═══ Task data ═══

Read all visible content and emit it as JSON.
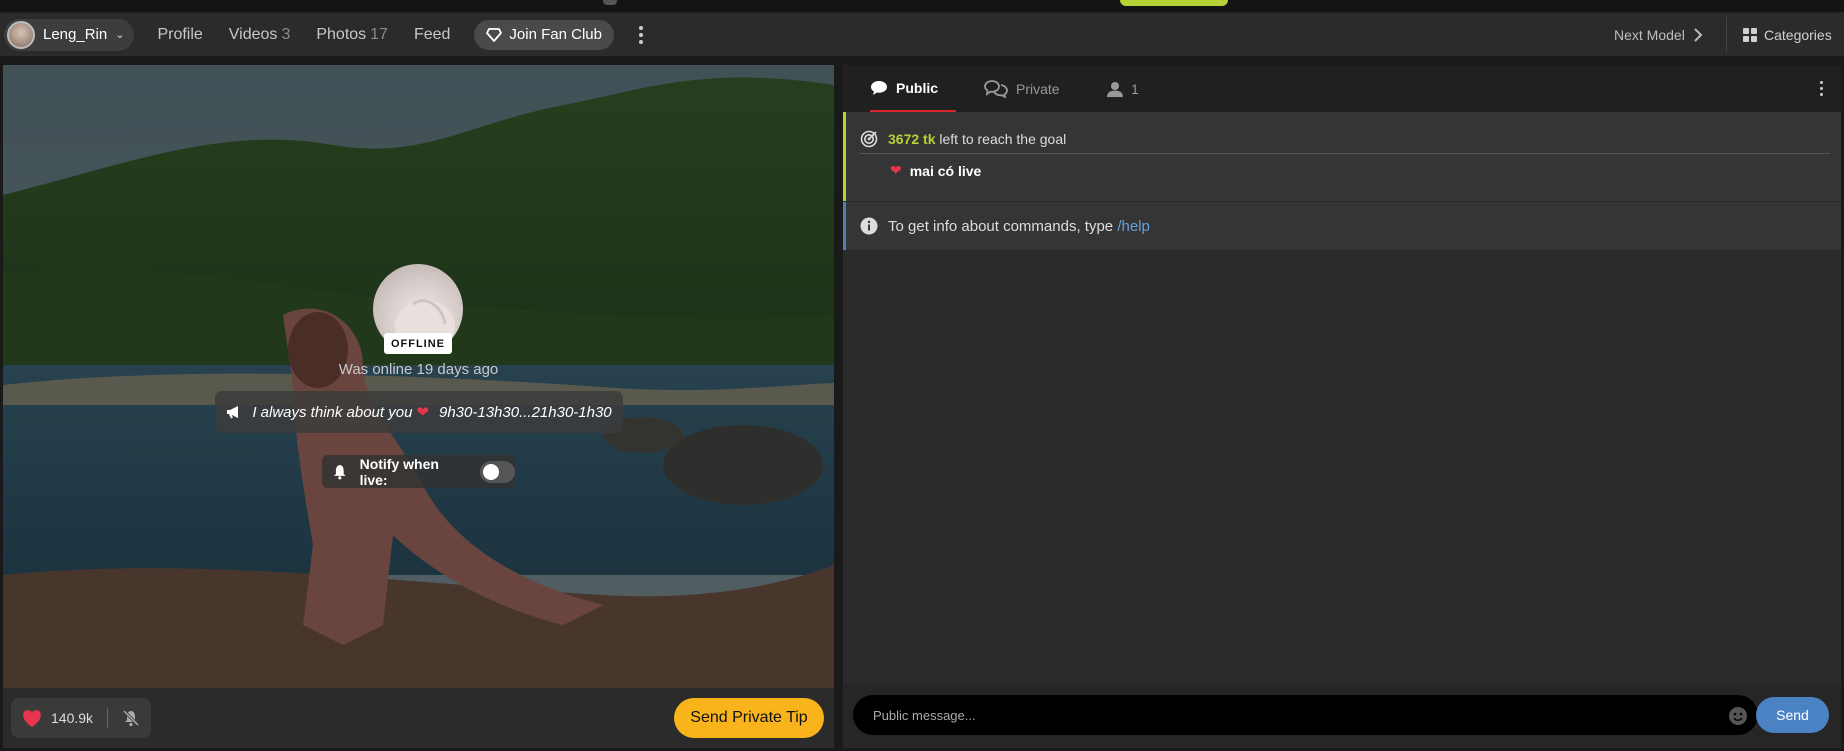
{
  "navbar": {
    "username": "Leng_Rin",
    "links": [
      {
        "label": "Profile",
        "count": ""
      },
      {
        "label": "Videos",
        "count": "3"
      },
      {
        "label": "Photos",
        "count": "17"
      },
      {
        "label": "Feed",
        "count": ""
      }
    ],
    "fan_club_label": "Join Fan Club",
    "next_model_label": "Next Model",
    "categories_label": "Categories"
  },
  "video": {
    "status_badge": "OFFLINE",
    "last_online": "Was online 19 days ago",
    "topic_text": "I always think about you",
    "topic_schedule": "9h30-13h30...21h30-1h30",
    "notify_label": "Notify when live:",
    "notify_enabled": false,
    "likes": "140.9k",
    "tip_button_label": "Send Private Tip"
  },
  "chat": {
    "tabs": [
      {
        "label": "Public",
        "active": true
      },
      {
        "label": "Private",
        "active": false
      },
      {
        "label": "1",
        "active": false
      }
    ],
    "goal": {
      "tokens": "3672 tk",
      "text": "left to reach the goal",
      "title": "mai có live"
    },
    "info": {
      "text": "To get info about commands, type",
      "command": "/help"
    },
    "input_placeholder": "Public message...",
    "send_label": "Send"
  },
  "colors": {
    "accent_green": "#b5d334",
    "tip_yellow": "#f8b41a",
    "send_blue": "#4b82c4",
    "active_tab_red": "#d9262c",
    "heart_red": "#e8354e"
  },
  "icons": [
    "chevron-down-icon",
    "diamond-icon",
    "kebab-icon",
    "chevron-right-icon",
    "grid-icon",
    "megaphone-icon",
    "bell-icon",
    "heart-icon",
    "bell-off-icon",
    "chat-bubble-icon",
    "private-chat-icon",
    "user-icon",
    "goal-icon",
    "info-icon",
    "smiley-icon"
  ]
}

═══
═══ Task data ═══

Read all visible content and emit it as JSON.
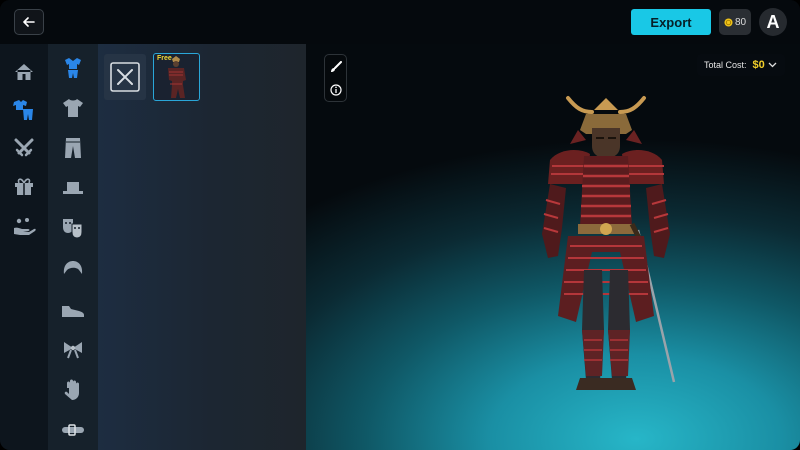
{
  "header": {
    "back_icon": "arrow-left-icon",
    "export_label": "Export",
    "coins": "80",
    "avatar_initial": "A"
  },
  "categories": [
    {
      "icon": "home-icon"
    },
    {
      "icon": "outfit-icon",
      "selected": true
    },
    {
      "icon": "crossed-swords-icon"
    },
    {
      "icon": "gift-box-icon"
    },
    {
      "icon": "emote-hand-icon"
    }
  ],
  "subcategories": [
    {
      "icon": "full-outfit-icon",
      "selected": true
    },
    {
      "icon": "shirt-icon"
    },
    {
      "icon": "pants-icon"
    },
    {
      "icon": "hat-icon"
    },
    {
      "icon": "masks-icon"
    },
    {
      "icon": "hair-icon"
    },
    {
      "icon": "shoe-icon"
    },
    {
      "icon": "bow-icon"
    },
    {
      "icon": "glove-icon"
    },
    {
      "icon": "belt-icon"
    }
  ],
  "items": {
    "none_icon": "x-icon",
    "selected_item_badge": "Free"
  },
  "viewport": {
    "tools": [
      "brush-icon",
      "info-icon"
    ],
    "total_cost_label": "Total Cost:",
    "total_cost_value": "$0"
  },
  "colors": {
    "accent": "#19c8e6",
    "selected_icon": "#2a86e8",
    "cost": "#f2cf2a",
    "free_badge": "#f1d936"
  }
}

═══

### Stated task
Check every line in the material above for the string "outfit", then give only the number of lines that have it.

### Task answer
2